▸ **Given problem**:
Set down each record below precisely, skipping the pictures.

Entries from a dataset

※ ※ ※

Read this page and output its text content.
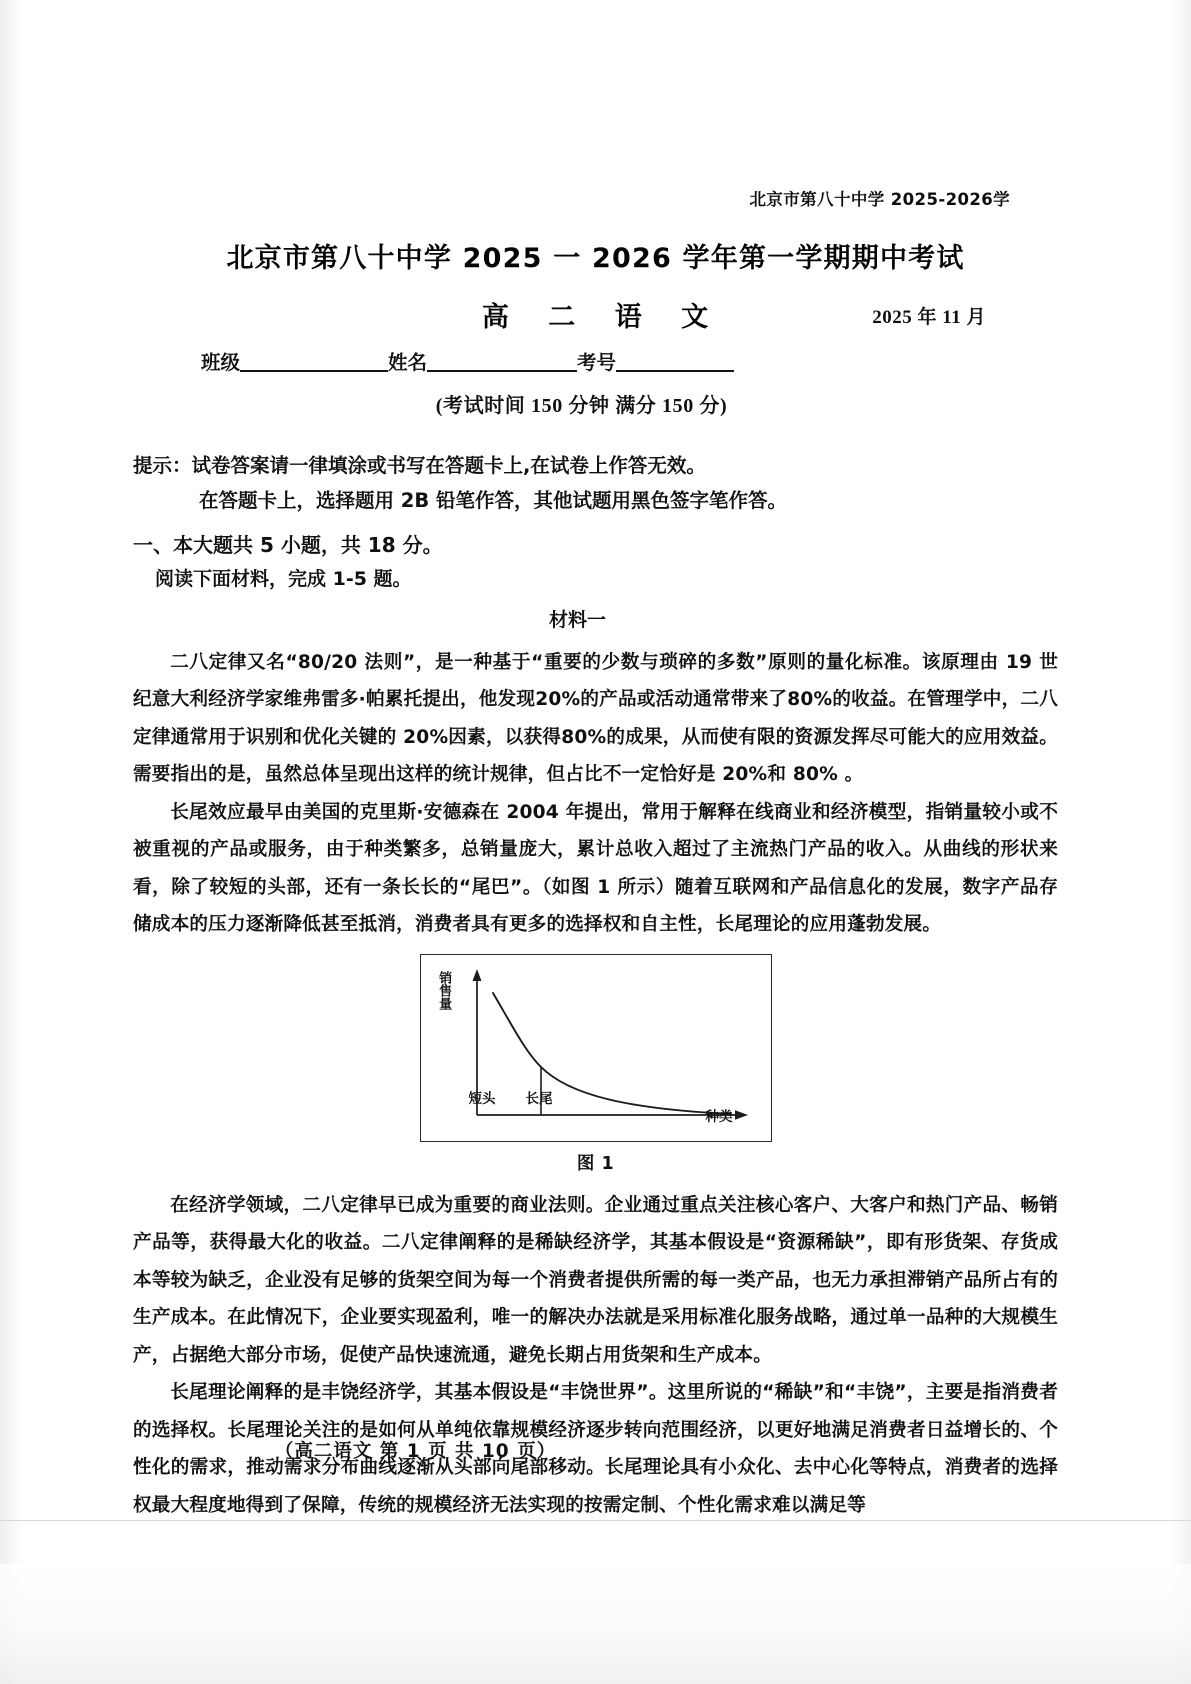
北京市第八十中学 2025-2026学
北京市第八十中学 2025 一 2026 学年第一学期期中考试
高 二 语 文	2025 年 11 月
班级	姓名	考号
(考试时间 150 分钟 满分 150 分)
提示：试卷答案请一律填涂或书写在答题卡上,在试卷上作答无效。
在答题卡上，选择题用 2B 铅笔作答，其他试题用黑色签字笔作答。
一、本大题共 5 小题，共 18 分。
阅读下面材料，完成 1-5 题。
材料一

二八定律又名“80/20 法则”，是一种基于“重要的少数与琐碎的多数”原则的量化标准。该原理由 19 世纪意大利经济学家维弗雷多·帕累托提出，他发现20%的产品或活动通常带来了80%的收益。在管理学中，二八定律通常用于识别和优化关键的 20%因素，以获得80%的成果，从而使有限的资源发挥尽可能大的应用效益。需要指出的是，虽然总体呈现出这样的统计规律，但占比不一定恰好是 20%和 80% 。

长尾效应最早由美国的克里斯·安德森在 2004 年提出，常用于解释在线商业和经济模型，指销量较小或不被重视的产品或服务，由于种类繁多，总销量庞大，累计总收入超过了主流热门产品的收入。从曲线的形状来看，除了较短的头部，还有一条长长的“尾巴”。（如图 1 所示）随着互联网和产品信息化的发展，数字产品存储成本的压力逐渐降低甚至抵消，消费者具有更多的选择权和自主性，长尾理论的应用蓬勃发展。

销售量
种类
短头 长尾
图 1

在经济学领域，二八定律早已成为重要的商业法则。企业通过重点关注核心客户、大客户和热门产品、畅销产品等，获得最大化的收益。二八定律阐释的是稀缺经济学，其基本假设是“资源稀缺”，即有形货架、存货成本等较为缺乏，企业没有足够的货架空间为每一个消费者提供所需的每一类产品，也无力承担滞销产品所占有的生产成本。在此情况下，企业要实现盈利，唯一的解决办法就是采用标准化服务战略，通过单一品种的大规模生产，占据绝大部分市场，促使产品快速流通，避免长期占用货架和生产成本。

长尾理论阐释的是丰饶经济学，其基本假设是“丰饶世界”。这里所说的“稀缺”和“丰饶”，主要是指消费者的选择权。长尾理论关注的是如何从单纯依靠规模经济逐步转向范围经济，以更好地满足消费者日益增长的、个性化的需求，推动需求分布曲线逐渐从头部向尾部移动。长尾理论具有小众化、去中心化等特点，消费者的选择权最大程度地得到了保障，传统的规模经济无法实现的按需定制、个性化需求难以满足等

（高二语文 第 1 页 共 10 页）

※ ※ ※

▸ **Response to the task**:
Read this page and output its text content.
北京市第八十中学 2025-2026学
北京市第八十中学 2025 一 2026 学年第一学期期中考试
高 二 语 文	2025 年 11 月
班级	姓名	考号
(考试时间 150 分钟 满分 150 分)
提示：试卷答案请一律填涂或书写在答题卡上,在试卷上作答无效。
在答题卡上，选择题用 2B 铅笔作答，其他试题用黑色签字笔作答。
一、本大题共 5 小题，共 18 分。
阅读下面材料，完成 1-5 题。
材料一

二八定律又名“80/20 法则”，是一种基于“重要的少数与琐碎的多数”原则的量化标准。该原理由 19 世纪意大利经济学家维弗雷多·帕累托提出，他发现20%的产品或活动通常带来了80%的收益。在管理学中，二八定律通常用于识别和优化关键的 20%因素，以获得80%的成果，从而使有限的资源发挥尽可能大的应用效益。需要指出的是，虽然总体呈现出这样的统计规律，但占比不一定恰好是 20%和 80% 。

长尾效应最早由美国的克里斯·安德森在 2004 年提出，常用于解释在线商业和经济模型，指销量较小或不被重视的产品或服务，由于种类繁多，总销量庞大，累计总收入超过了主流热门产品的收入。从曲线的形状来看，除了较短的头部，还有一条长长的“尾巴”。（如图 1 所示）随着互联网和产品信息化的发展，数字产品存储成本的压力逐渐降低甚至抵消，消费者具有更多的选择权和自主性，长尾理论的应用蓬勃发展。

销售量
种类
短头 长尾
图 1

在经济学领域，二八定律早已成为重要的商业法则。企业通过重点关注核心客户、大客户和热门产品、畅销产品等，获得最大化的收益。二八定律阐释的是稀缺经济学，其基本假设是“资源稀缺”，即有形货架、存货成本等较为缺乏，企业没有足够的货架空间为每一个消费者提供所需的每一类产品，也无力承担滞销产品所占有的生产成本。在此情况下，企业要实现盈利，唯一的解决办法就是采用标准化服务战略，通过单一品种的大规模生产，占据绝大部分市场，促使产品快速流通，避免长期占用货架和生产成本。

长尾理论阐释的是丰饶经济学，其基本假设是“丰饶世界”。这里所说的“稀缺”和“丰饶”，主要是指消费者的选择权。长尾理论关注的是如何从单纯依靠规模经济逐步转向范围经济，以更好地满足消费者日益增长的、个性化的需求，推动需求分布曲线逐渐从头部向尾部移动。长尾理论具有小众化、去中心化等特点，消费者的选择权最大程度地得到了保障，传统的规模经济无法实现的按需定制、个性化需求难以满足等

（高二语文 第 1 页 共 10 页）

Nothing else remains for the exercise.